== Short task ==
Gather all lines from the material that contain the word "srážek".
- - -
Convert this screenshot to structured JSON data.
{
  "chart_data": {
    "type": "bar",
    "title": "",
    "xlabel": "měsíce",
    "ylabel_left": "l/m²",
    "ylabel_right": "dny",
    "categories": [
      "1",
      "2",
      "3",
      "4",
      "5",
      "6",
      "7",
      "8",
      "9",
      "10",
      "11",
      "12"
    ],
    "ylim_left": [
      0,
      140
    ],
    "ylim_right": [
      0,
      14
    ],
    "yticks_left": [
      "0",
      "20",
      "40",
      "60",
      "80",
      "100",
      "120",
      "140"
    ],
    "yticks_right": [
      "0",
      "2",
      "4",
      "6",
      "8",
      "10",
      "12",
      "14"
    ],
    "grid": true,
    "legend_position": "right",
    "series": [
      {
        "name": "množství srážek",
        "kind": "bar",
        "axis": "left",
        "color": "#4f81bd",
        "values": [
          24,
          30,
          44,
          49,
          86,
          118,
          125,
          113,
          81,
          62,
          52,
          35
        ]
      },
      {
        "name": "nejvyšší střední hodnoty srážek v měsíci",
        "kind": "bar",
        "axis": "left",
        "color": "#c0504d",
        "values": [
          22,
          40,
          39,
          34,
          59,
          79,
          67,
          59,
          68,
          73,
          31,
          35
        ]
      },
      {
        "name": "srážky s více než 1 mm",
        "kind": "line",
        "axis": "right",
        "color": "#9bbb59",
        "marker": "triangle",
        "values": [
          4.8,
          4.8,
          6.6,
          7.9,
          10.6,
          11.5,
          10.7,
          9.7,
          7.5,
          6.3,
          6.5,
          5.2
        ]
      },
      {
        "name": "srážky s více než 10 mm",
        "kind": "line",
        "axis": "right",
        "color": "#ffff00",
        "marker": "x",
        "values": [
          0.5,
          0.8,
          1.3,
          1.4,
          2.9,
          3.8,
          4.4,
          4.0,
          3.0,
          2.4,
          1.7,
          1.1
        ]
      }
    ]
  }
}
- - -
== Complete answer ==
        "name": "množství srážek",
        "name": "nejvyšší střední hodnoty srážek v měsíci",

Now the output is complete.